▶ [THE INPUT]
··········

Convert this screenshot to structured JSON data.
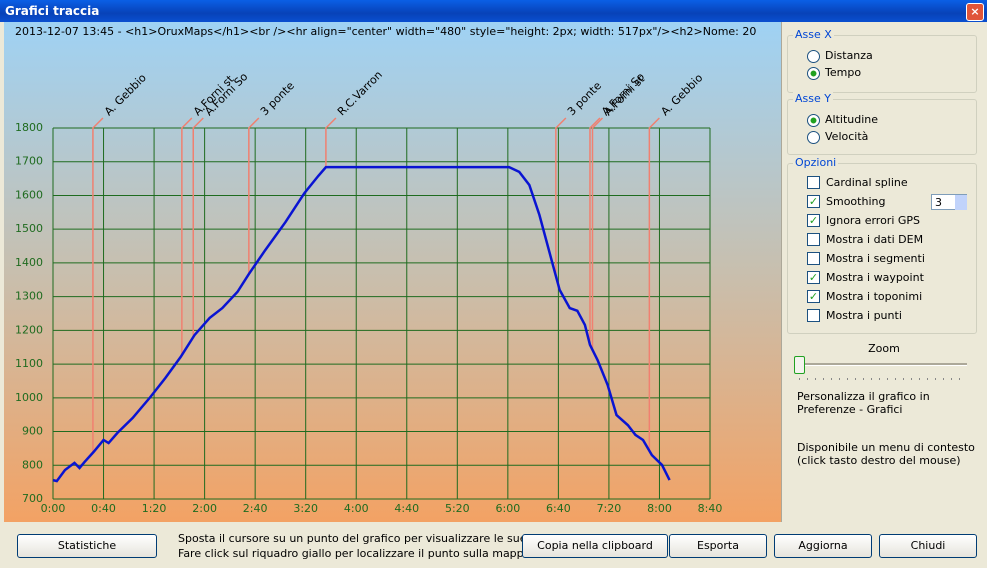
{
  "window": {
    "title": "Grafici traccia"
  },
  "chart_data": {
    "type": "line",
    "title": "2013-12-07 13:45 - <h1>OruxMaps</h1><br /><hr align=\"center\" width=\"480\" style=\"height: 2px; width: 517px\"/><h2>Nome: 20",
    "x": [
      0,
      3,
      9.5,
      17,
      21,
      25,
      32,
      40,
      44,
      51,
      63,
      77,
      89,
      101,
      112,
      124,
      134,
      146,
      155,
      168,
      184,
      199,
      210,
      216,
      361,
      369,
      377,
      385,
      395,
      401,
      409,
      415,
      421,
      425,
      431,
      439,
      446,
      455,
      461,
      467,
      474,
      482,
      488
    ],
    "series": [
      {
        "color": "#0a14d2",
        "values": [
          756,
          753,
          786,
          807,
          792,
          810,
          839,
          875,
          866,
          896,
          940,
          1002,
          1059,
          1121,
          1186,
          1237,
          1266,
          1314,
          1367,
          1438,
          1521,
          1607,
          1658,
          1684,
          1684,
          1670,
          1631,
          1542,
          1403,
          1320,
          1266,
          1258,
          1216,
          1157,
          1112,
          1038,
          949,
          919,
          890,
          875,
          830,
          801,
          756
        ]
      }
    ],
    "xlim": [
      0,
      520
    ],
    "ylim": [
      700,
      1800
    ],
    "xticks": [
      {
        "value": 0,
        "label": "0:00"
      },
      {
        "value": 40,
        "label": "0:40"
      },
      {
        "value": 80,
        "label": "1:20"
      },
      {
        "value": 120,
        "label": "2:00"
      },
      {
        "value": 160,
        "label": "2:40"
      },
      {
        "value": 200,
        "label": "3:20"
      },
      {
        "value": 240,
        "label": "4:00"
      },
      {
        "value": 280,
        "label": "4:40"
      },
      {
        "value": 320,
        "label": "5:20"
      },
      {
        "value": 360,
        "label": "6:00"
      },
      {
        "value": 400,
        "label": "6:40"
      },
      {
        "value": 440,
        "label": "7:20"
      },
      {
        "value": 480,
        "label": "8:00"
      },
      {
        "value": 520,
        "label": "8:40"
      }
    ],
    "yticks": [
      700,
      800,
      900,
      1000,
      1100,
      1200,
      1300,
      1400,
      1500,
      1600,
      1700,
      1800
    ],
    "grid": true,
    "grid_color": "#1f6b1f",
    "annotation_color": "#f08070",
    "annotations": [
      {
        "text": "A. Gebbio",
        "x": 31.6
      },
      {
        "text": "A.Forni st",
        "x": 102
      },
      {
        "text": "A.Forni So",
        "x": 111
      },
      {
        "text": "3 ponte",
        "x": 155
      },
      {
        "text": "R.C.Varron",
        "x": 216
      },
      {
        "text": "3 ponte",
        "x": 398
      },
      {
        "text": "A.Forni So",
        "x": 425
      },
      {
        "text": "A.Forni st",
        "x": 427
      },
      {
        "text": "A. Gebbio",
        "x": 472
      }
    ]
  },
  "panel": {
    "axis_x": {
      "title": "Asse X",
      "options": [
        {
          "label": "Distanza",
          "selected": false
        },
        {
          "label": "Tempo",
          "selected": true
        }
      ]
    },
    "axis_y": {
      "title": "Asse Y",
      "options": [
        {
          "label": "Altitudine",
          "selected": true
        },
        {
          "label": "Velocità",
          "selected": false
        }
      ]
    },
    "options": {
      "title": "Opzioni",
      "items": [
        {
          "label": "Cardinal spline",
          "checked": false
        },
        {
          "label": "Smoothing",
          "checked": true
        },
        {
          "label": "Ignora errori GPS",
          "checked": true
        },
        {
          "label": "Mostra i dati DEM",
          "checked": false
        },
        {
          "label": "Mostra i segmenti",
          "checked": false
        },
        {
          "label": "Mostra i waypoint",
          "checked": true
        },
        {
          "label": "Mostra i toponimi",
          "checked": true
        },
        {
          "label": "Mostra i punti",
          "checked": false
        }
      ],
      "smoothing": 3
    },
    "zoom": "Zoom",
    "notes": [
      "Personalizza il grafico in Preferenze - Grafici",
      "Disponibile un menu di contesto (click tasto destro del mouse)"
    ]
  },
  "hint": [
    "Sposta il cursore su un punto del grafico per visualizzare le sue",
    "Fare click sul riquadro giallo per localizzare il punto sulla mappa"
  ],
  "buttons": [
    "Statistiche",
    "Copia nella clipboard",
    "Esporta",
    "Aggiorna",
    "Chiudi"
  ]
}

··········

▶ [WHAT IS NEEDED] Quote the preceding listing precisely and completely, omitting its images.

▶ [RESPONSE TO THIS TASK]
Convert this screenshot to structured JSON data.
{
  "window": {
    "title": "Grafici traccia"
  },
  "chart_data": {
    "type": "line",
    "title": "2013-12-07 13:45 - <h1>OruxMaps</h1><br /><hr align=\"center\" width=\"480\" style=\"height: 2px; width: 517px\"/><h2>Nome: 20",
    "x": [
      0,
      3,
      9.5,
      17,
      21,
      25,
      32,
      40,
      44,
      51,
      63,
      77,
      89,
      101,
      112,
      124,
      134,
      146,
      155,
      168,
      184,
      199,
      210,
      216,
      361,
      369,
      377,
      385,
      395,
      401,
      409,
      415,
      421,
      425,
      431,
      439,
      446,
      455,
      461,
      467,
      474,
      482,
      488
    ],
    "series": [
      {
        "color": "#0a14d2",
        "values": [
          756,
          753,
          786,
          807,
          792,
          810,
          839,
          875,
          866,
          896,
          940,
          1002,
          1059,
          1121,
          1186,
          1237,
          1266,
          1314,
          1367,
          1438,
          1521,
          1607,
          1658,
          1684,
          1684,
          1670,
          1631,
          1542,
          1403,
          1320,
          1266,
          1258,
          1216,
          1157,
          1112,
          1038,
          949,
          919,
          890,
          875,
          830,
          801,
          756
        ]
      }
    ],
    "xlim": [
      0,
      520
    ],
    "ylim": [
      700,
      1800
    ],
    "xticks": [
      {
        "value": 0,
        "label": "0:00"
      },
      {
        "value": 40,
        "label": "0:40"
      },
      {
        "value": 80,
        "label": "1:20"
      },
      {
        "value": 120,
        "label": "2:00"
      },
      {
        "value": 160,
        "label": "2:40"
      },
      {
        "value": 200,
        "label": "3:20"
      },
      {
        "value": 240,
        "label": "4:00"
      },
      {
        "value": 280,
        "label": "4:40"
      },
      {
        "value": 320,
        "label": "5:20"
      },
      {
        "value": 360,
        "label": "6:00"
      },
      {
        "value": 400,
        "label": "6:40"
      },
      {
        "value": 440,
        "label": "7:20"
      },
      {
        "value": 480,
        "label": "8:00"
      },
      {
        "value": 520,
        "label": "8:40"
      }
    ],
    "yticks": [
      700,
      800,
      900,
      1000,
      1100,
      1200,
      1300,
      1400,
      1500,
      1600,
      1700,
      1800
    ],
    "grid": true,
    "grid_color": "#1f6b1f",
    "annotation_color": "#f08070",
    "annotations": [
      {
        "text": "A. Gebbio",
        "x": 31.6
      },
      {
        "text": "A.Forni st",
        "x": 102
      },
      {
        "text": "A.Forni So",
        "x": 111
      },
      {
        "text": "3 ponte",
        "x": 155
      },
      {
        "text": "R.C.Varron",
        "x": 216
      },
      {
        "text": "3 ponte",
        "x": 398
      },
      {
        "text": "A.Forni So",
        "x": 425
      },
      {
        "text": "A.Forni st",
        "x": 427
      },
      {
        "text": "A. Gebbio",
        "x": 472
      }
    ]
  },
  "panel": {
    "axis_x": {
      "title": "Asse X",
      "options": [
        {
          "label": "Distanza",
          "selected": false
        },
        {
          "label": "Tempo",
          "selected": true
        }
      ]
    },
    "axis_y": {
      "title": "Asse Y",
      "options": [
        {
          "label": "Altitudine",
          "selected": true
        },
        {
          "label": "Velocità",
          "selected": false
        }
      ]
    },
    "options": {
      "title": "Opzioni",
      "items": [
        {
          "label": "Cardinal spline",
          "checked": false
        },
        {
          "label": "Smoothing",
          "checked": true
        },
        {
          "label": "Ignora errori GPS",
          "checked": true
        },
        {
          "label": "Mostra i dati DEM",
          "checked": false
        },
        {
          "label": "Mostra i segmenti",
          "checked": false
        },
        {
          "label": "Mostra i waypoint",
          "checked": true
        },
        {
          "label": "Mostra i toponimi",
          "checked": true
        },
        {
          "label": "Mostra i punti",
          "checked": false
        }
      ],
      "smoothing": 3
    },
    "zoom": "Zoom",
    "notes": [
      "Personalizza il grafico in Preferenze - Grafici",
      "Disponibile un menu di contesto (click tasto destro del mouse)"
    ]
  },
  "hint": [
    "Sposta il cursore su un punto del grafico per visualizzare le sue",
    "Fare click sul riquadro giallo per localizzare il punto sulla mappa"
  ],
  "buttons": [
    "Statistiche",
    "Copia nella clipboard",
    "Esporta",
    "Aggiorna",
    "Chiudi"
  ]
}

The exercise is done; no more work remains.